[Entries with figure data]
══════
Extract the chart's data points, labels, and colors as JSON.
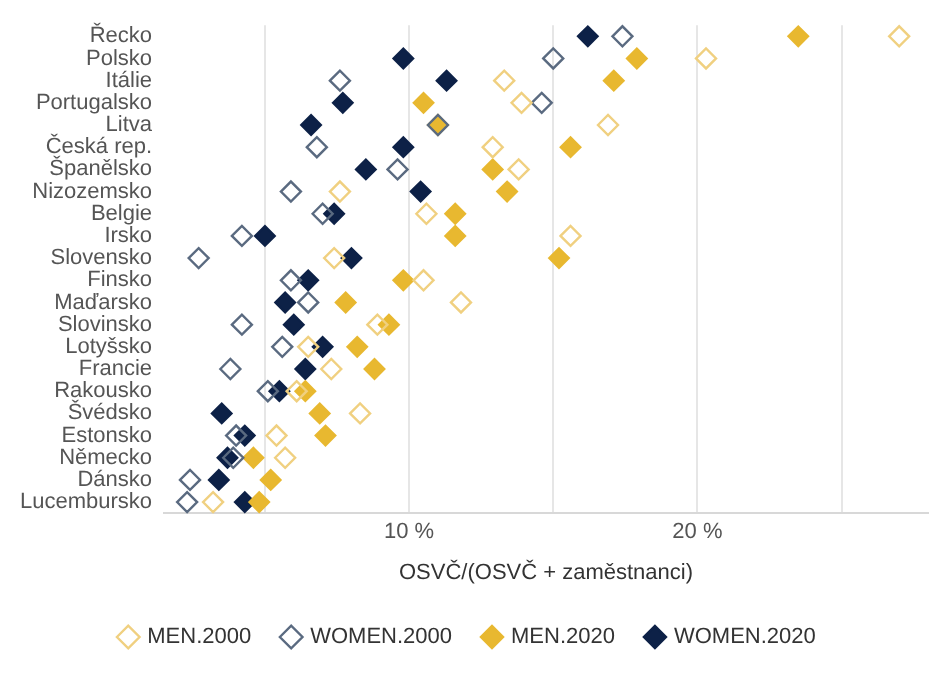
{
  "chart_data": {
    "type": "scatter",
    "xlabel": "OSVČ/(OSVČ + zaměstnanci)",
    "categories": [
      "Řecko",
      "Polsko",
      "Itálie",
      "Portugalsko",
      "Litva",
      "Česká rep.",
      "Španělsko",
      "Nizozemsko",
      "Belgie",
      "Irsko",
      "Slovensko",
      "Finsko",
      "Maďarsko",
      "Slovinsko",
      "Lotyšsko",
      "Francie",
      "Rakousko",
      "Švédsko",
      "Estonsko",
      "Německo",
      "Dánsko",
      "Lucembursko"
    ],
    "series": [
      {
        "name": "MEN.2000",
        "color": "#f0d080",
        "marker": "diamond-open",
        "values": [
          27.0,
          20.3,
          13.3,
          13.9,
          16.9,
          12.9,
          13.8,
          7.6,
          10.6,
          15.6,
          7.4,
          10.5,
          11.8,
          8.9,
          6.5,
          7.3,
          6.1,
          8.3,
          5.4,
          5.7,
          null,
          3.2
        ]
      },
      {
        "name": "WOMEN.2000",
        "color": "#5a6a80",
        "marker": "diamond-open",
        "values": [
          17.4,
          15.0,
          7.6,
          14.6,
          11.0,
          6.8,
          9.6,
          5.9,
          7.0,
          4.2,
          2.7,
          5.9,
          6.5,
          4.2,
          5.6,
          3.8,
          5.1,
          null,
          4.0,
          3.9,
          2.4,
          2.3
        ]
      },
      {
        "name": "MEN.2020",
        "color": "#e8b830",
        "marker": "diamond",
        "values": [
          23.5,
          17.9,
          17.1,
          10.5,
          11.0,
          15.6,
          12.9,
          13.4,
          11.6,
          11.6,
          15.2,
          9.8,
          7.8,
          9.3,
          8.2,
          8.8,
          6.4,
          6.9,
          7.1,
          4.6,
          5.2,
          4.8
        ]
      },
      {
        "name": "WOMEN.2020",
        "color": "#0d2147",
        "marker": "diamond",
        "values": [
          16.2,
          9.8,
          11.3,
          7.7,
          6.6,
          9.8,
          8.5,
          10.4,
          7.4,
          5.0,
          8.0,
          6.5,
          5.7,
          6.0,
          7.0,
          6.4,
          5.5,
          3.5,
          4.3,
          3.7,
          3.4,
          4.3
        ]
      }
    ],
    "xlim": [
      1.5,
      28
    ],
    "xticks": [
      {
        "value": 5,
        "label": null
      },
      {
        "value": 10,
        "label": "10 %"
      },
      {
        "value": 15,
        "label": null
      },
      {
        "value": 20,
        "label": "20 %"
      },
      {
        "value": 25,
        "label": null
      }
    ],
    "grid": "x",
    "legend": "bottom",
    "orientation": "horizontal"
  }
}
══════
** TASK TO COMPLETE **
Locate the word "name" in the data above. Copy every line carrying it.

** WRITTEN SOLUTION **
        "name": "MEN.2000",
        "name": "WOMEN.2000",
        "name": "MEN.2020",
        "name": "WOMEN.2020",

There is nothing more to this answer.